<J2:栃木2-1札幌>◇第11節◇3日◇栃木グ

 魔のゴールデンウイーク-。J2札幌は栃木に敗れた。0-1の前半32分に、FW石井謙伍(28)が同点ゴールを決めるも、同ロスタイムにFKを直接決められ、アウェーは5戦勝ちなし。大型連休中の連戦は4月26日の岡山戦から3戦1分け2敗、得点1、勝ち点わずか1と、痛恨の取りこぼし週間となってしまった。中2日で迎えるホーム熊本戦で、負の連鎖から脱出を図る。

 札幌が試練のときを迎えた。前半32分に石井のPKで1点は奪ったものの、流れからの得点は、4月20日群馬戦の前田のゴールから、296分なし。財前監督は、4月26日の岡山戦からの4連戦で最低でも2勝2分け、勝ち点8以上を掲げていたが、大きくつまずいた。「こういう結果になり申し訳ない」。主力の連戦疲れを考慮し、MFヘナンを初先発で起用するなど試行錯誤を繰り返すも、勝ち点3には届かなかった。

### やること
a: 札幌対栃木の記事によると、中2日で迎える次の試合の相手はどこで、ホームとアウェーのどちらですか。
b: 札幌対栃木の記事を、最後の文のあとから続けて書いてください。
ここからの項目は、記事とは別のところから持ってきたものです。

### レイアウト要素の注釈
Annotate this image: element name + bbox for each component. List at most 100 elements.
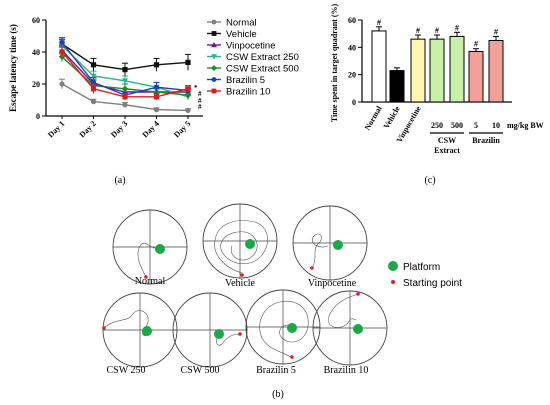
platform-icon (155, 244, 165, 254)
platform-icon (245, 239, 255, 249)
data-point (90, 62, 97, 68)
significance-mark: # (416, 26, 420, 35)
track-label: CSW 500 (181, 365, 220, 376)
x-tick-label: Day 5 (172, 119, 192, 139)
significance-mark: # (198, 97, 202, 105)
legend-marker (211, 42, 217, 48)
start-point-icon (290, 355, 294, 359)
legend-label: CSW Extract 500 (226, 64, 299, 75)
bar (389, 70, 405, 103)
maze-legend: Platform Starting point (388, 261, 462, 289)
data-point (122, 102, 128, 108)
start-point-icon (310, 266, 314, 270)
platform-icon (214, 329, 224, 339)
x-tick-label: Normal (363, 104, 384, 132)
series-brazilin-10 (59, 46, 191, 100)
track-label: Brazilin 5 (256, 365, 296, 376)
bar (449, 35, 465, 103)
legend-marker (211, 65, 217, 71)
platform-icon (287, 323, 297, 333)
y-tick-label: 60 (348, 16, 356, 25)
data-point (122, 94, 128, 100)
track-brazilin-10: Brazilin 10 (312, 290, 388, 376)
data-point (121, 85, 129, 92)
unit-label: mg/kg BW (507, 121, 544, 130)
track-label: Vinpocetine (308, 278, 357, 289)
x-tick-label: Day 1 (46, 119, 66, 139)
bar (429, 38, 445, 103)
y-tick-label: 40 (348, 43, 356, 52)
track-csw-250: CSW 250 (102, 292, 178, 376)
data-point (90, 99, 97, 105)
track-csw-500: CSW 500 (172, 292, 248, 376)
x-tick-label: Vehicle (382, 104, 402, 130)
y-tick-label: 20 (32, 80, 40, 89)
panel-label-a: (a) (114, 175, 125, 186)
legend-start: Starting point (403, 278, 462, 289)
legend-marker (211, 77, 217, 82)
data-point (90, 73, 97, 79)
bar (468, 50, 484, 103)
significance-mark: # (198, 103, 202, 111)
data-point (184, 92, 192, 99)
bar (488, 40, 504, 103)
data-point (122, 78, 128, 84)
x-tick-label: 500 (451, 121, 463, 130)
x-tick-label: 250 (431, 121, 443, 130)
data-point (59, 81, 65, 87)
significance-mark: # (435, 26, 439, 35)
platform-icon (353, 324, 363, 334)
group-label: Brazilin (472, 136, 500, 145)
group-label: CSW (438, 136, 456, 145)
legend-label: Vehicle (226, 29, 257, 40)
x-tick-label: Day 3 (109, 119, 129, 139)
significance-mark: # (198, 90, 202, 98)
legend-label: Normal (226, 18, 257, 29)
x-tick-label: 5 (474, 121, 478, 130)
legend-label: Brazilin 5 (226, 75, 265, 86)
data-point (153, 62, 160, 68)
swim-tracks: Normal Vehicle Vinpocetine Platform (102, 203, 462, 376)
start-point-icon (102, 326, 106, 330)
y-tick-label: 0 (36, 112, 40, 121)
track-label: CSW 250 (107, 365, 146, 376)
legend-marker (211, 19, 217, 25)
bar-chart-target-quadrant: 0 20 40 60 Time spent in target quadrant (%… (330, 4, 544, 155)
start-point-icon (238, 332, 242, 336)
track-brazilin-5: Brazilin 5 (245, 289, 321, 376)
legend-label: Brazilin 10 (226, 87, 270, 98)
data-point (185, 86, 191, 92)
panel-label-b: (b) (272, 389, 284, 400)
significance-mark: # (494, 27, 498, 36)
data-point (153, 94, 160, 100)
y-tick-label: 20 (348, 71, 356, 80)
track-vehicle: Vehicle (202, 203, 278, 289)
track-label: Normal (135, 276, 166, 287)
start-point-icon (356, 292, 360, 296)
y-tick-label: 0 (352, 98, 356, 107)
platform-icon (333, 240, 343, 250)
x-tick-label: Day 2 (78, 119, 98, 139)
y-axis-label: Time spent in target quadrant (%) (330, 4, 339, 123)
track-vinpocetine: Vinpocetine (292, 205, 368, 289)
platform-icon (142, 326, 152, 336)
bar (371, 30, 387, 103)
legend-marker (211, 88, 217, 94)
y-axis-label: Escape latency time (s) (8, 24, 18, 112)
data-point (59, 39, 65, 46)
data-point (153, 107, 160, 113)
significance-mark: # (377, 18, 381, 27)
significance-mark: * (194, 84, 198, 92)
bar (410, 38, 426, 103)
data-point (122, 67, 128, 73)
data-point (59, 49, 65, 55)
panel-label-c: (c) (424, 175, 435, 186)
data-point (185, 59, 191, 65)
y-tick-label: 40 (32, 48, 40, 57)
platform-icon (388, 261, 398, 271)
data-point (90, 86, 97, 92)
significance-mark: # (474, 40, 478, 49)
x-tick-label: 10 (492, 121, 500, 130)
x-tick-label: Day 4 (141, 119, 161, 139)
track-normal: Normal (112, 209, 188, 287)
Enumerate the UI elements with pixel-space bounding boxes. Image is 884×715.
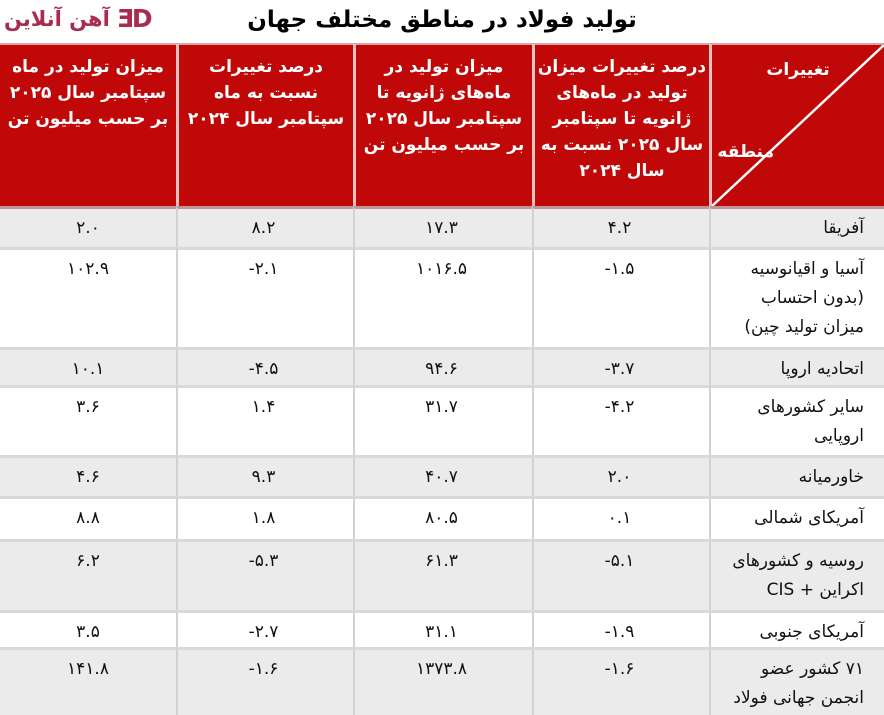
pct-sep-value: ۱.۴ (176, 385, 353, 455)
amount-sep-value: ۱۴۱.۸ (0, 647, 176, 715)
amount-sep-value: ۳.۶ (0, 385, 176, 455)
amount-sep-value: ۲.۰ (0, 206, 176, 247)
amount-jan-sep-value: ۳۱.۷ (353, 385, 532, 455)
region-name: آسیا و اقیانوسیه (بدون احتساب میزان تولی… (709, 247, 884, 347)
region-name: آمریکای شمالی (709, 496, 884, 539)
pct-sep-value: -۲.۱ (176, 247, 353, 347)
logo-text: آهن آنلاین (4, 6, 110, 31)
region-name: اتحادیه اروپا (709, 347, 884, 385)
steel-production-table: تغییرات منطقه درصد تغییرات میزان تولید د… (0, 43, 884, 715)
corner-label-region: منطقه (717, 142, 774, 162)
amount-jan-sep-value: ۱۷.۳ (353, 206, 532, 247)
ahan-online-logo: آهن آنلاین ƎD (4, 4, 153, 33)
table-row-africa: آفریقا ۴.۲ ۱۷.۳ ۸.۲ ۲.۰ (0, 206, 884, 247)
corner-header-cell: تغییرات منطقه (709, 43, 884, 206)
header-row: تغییرات منطقه درصد تغییرات میزان تولید د… (0, 43, 884, 206)
amount-sep-value: ۱۰.۱ (0, 347, 176, 385)
pct-jan-sep-value: -۱.۹ (532, 610, 709, 647)
pct-sep-value: -۴.۵ (176, 347, 353, 385)
pct-sep-value: -۱.۶ (176, 647, 353, 715)
amount-jan-sep-value: ۹۴.۶ (353, 347, 532, 385)
amount-jan-sep-value: ۶۱.۳ (353, 539, 532, 610)
corner-label-changes: تغییرات (766, 60, 830, 80)
amount-jan-sep-value: ۴۰.۷ (353, 455, 532, 496)
table-row-south-america: آمریکای جنوبی -۱.۹ ۳۱.۱ -۲.۷ ۳.۵ (0, 610, 884, 647)
region-name: آفریقا (709, 206, 884, 247)
amount-jan-sep-value: ۱۰۱۶.۵ (353, 247, 532, 347)
region-name: سایر کشورهای اروپایی (709, 385, 884, 455)
header-pct-jan-sep: درصد تغییرات میزان تولید در ماه‌های ژانو… (532, 43, 709, 206)
pct-jan-sep-value: -۱.۶ (532, 647, 709, 715)
table-row-world-71-countries: ۷۱ کشور عضو انجمن جهانی فولاد -۱.۶ ۱۳۷۳.… (0, 647, 884, 715)
header-amount-jan-sep: میزان تولید در ماه‌های ژانویه تا سپتامبر… (353, 43, 532, 206)
diagonal-divider-line (712, 45, 884, 206)
ahan-online-logo-icon: ƎD (116, 4, 153, 33)
table-row-other-europe: سایر کشورهای اروپایی -۴.۲ ۳۱.۷ ۱.۴ ۳.۶ (0, 385, 884, 455)
amount-sep-value: ۸.۸ (0, 496, 176, 539)
table-row-russia-cis: روسیه و کشورهای اکراین + CIS -۵.۱ ۶۱.۳ -… (0, 539, 884, 610)
header-amount-sep: میزان تولید در ماه سپتامبر سال ۲۰۲۵ بر ح… (0, 43, 176, 206)
page-title: تولید فولاد در مناطق مختلف جهان (247, 7, 637, 33)
table-row-middle-east: خاورمیانه ۲.۰ ۴۰.۷ ۹.۳ ۴.۶ (0, 455, 884, 496)
amount-jan-sep-value: ۳۱.۱ (353, 610, 532, 647)
pct-sep-value: ۸.۲ (176, 206, 353, 247)
pct-jan-sep-value: -۴.۲ (532, 385, 709, 455)
amount-sep-value: ۳.۵ (0, 610, 176, 647)
pct-sep-value: -۵.۳ (176, 539, 353, 610)
pct-jan-sep-value: -۵.۱ (532, 539, 709, 610)
pct-jan-sep-value: ۲.۰ (532, 455, 709, 496)
pct-sep-value: ۱.۸ (176, 496, 353, 539)
amount-sep-value: ۶.۲ (0, 539, 176, 610)
topbar: تولید فولاد در مناطق مختلف جهان آهن آنلا… (0, 0, 884, 43)
amount-sep-value: ۱۰۲.۹ (0, 247, 176, 347)
table-row-north-america: آمریکای شمالی ۰.۱ ۸۰.۵ ۱.۸ ۸.۸ (0, 496, 884, 539)
pct-jan-sep-value: -۱.۵ (532, 247, 709, 347)
pct-sep-value: -۲.۷ (176, 610, 353, 647)
amount-jan-sep-value: ۸۰.۵ (353, 496, 532, 539)
amount-sep-value: ۴.۶ (0, 455, 176, 496)
amount-jan-sep-value: ۱۳۷۳.۸ (353, 647, 532, 715)
pct-jan-sep-value: -۳.۷ (532, 347, 709, 385)
table-row-eu: اتحادیه اروپا -۳.۷ ۹۴.۶ -۴.۵ ۱۰.۱ (0, 347, 884, 385)
header-pct-sep: درصد تغییرات نسبت به ماه سپتامبر سال ۲۰۲… (176, 43, 353, 206)
table-row-asia-oceania: آسیا و اقیانوسیه (بدون احتساب میزان تولی… (0, 247, 884, 347)
region-name: ۷۱ کشور عضو انجمن جهانی فولاد (709, 647, 884, 715)
pct-sep-value: ۹.۳ (176, 455, 353, 496)
region-name: آمریکای جنوبی (709, 610, 884, 647)
pct-jan-sep-value: ۰.۱ (532, 496, 709, 539)
pct-jan-sep-value: ۴.۲ (532, 206, 709, 247)
region-name: خاورمیانه (709, 455, 884, 496)
region-name: روسیه و کشورهای اکراین + CIS (709, 539, 884, 610)
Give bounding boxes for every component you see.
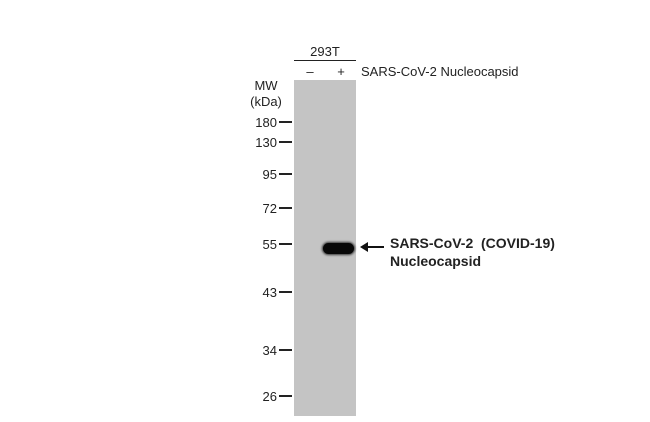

### 回答
a: 相手は熊本で、ホームでの試合です。

b:
 エース内村が離脱した4月13日の大分戦以降、5戦でわずか2得点と、攻撃が停滞している。シュート数は今季ワーストタイの5本。初めて2戦連続先発出場したMF榊は、俊足を生かしゴール前に飛び出すも、無得点に終わり「パスが出てからでは遅い。自分から先に動きだせるようにならないと」と反省した。

 苦しみながらも少しずつ課題はクリアになってきてはいる。結果が出ないために、安全につなごうという意識が、かえって攻撃のテンポを悪くするという悪循環に陥っている。「パスを人に合わせてしまっている。DFとGKの間に出すなど、そのあたりを改善したい」と財前監督。危機回避で横や後ろへのパスが多い。ミスを恐れず、積極的に縦にボールを配球する意識が戻れば、昨季終盤のような勢いは戻る。

 さらにFW都倉は「気持ちは入っているし、後は理詰めの部分。くさびに入れてスペースができたら、誰がどう走るのか。ワンプレー、戦術の意味をあらためて自分を含め全員がしっかり理解することが大切」と言う。昨季築いたつなぐスタイルに、どうプラスアルファするのか。作業に具体性を持たせ、全員が同じ方向を向ければ状況は変わるはずだ。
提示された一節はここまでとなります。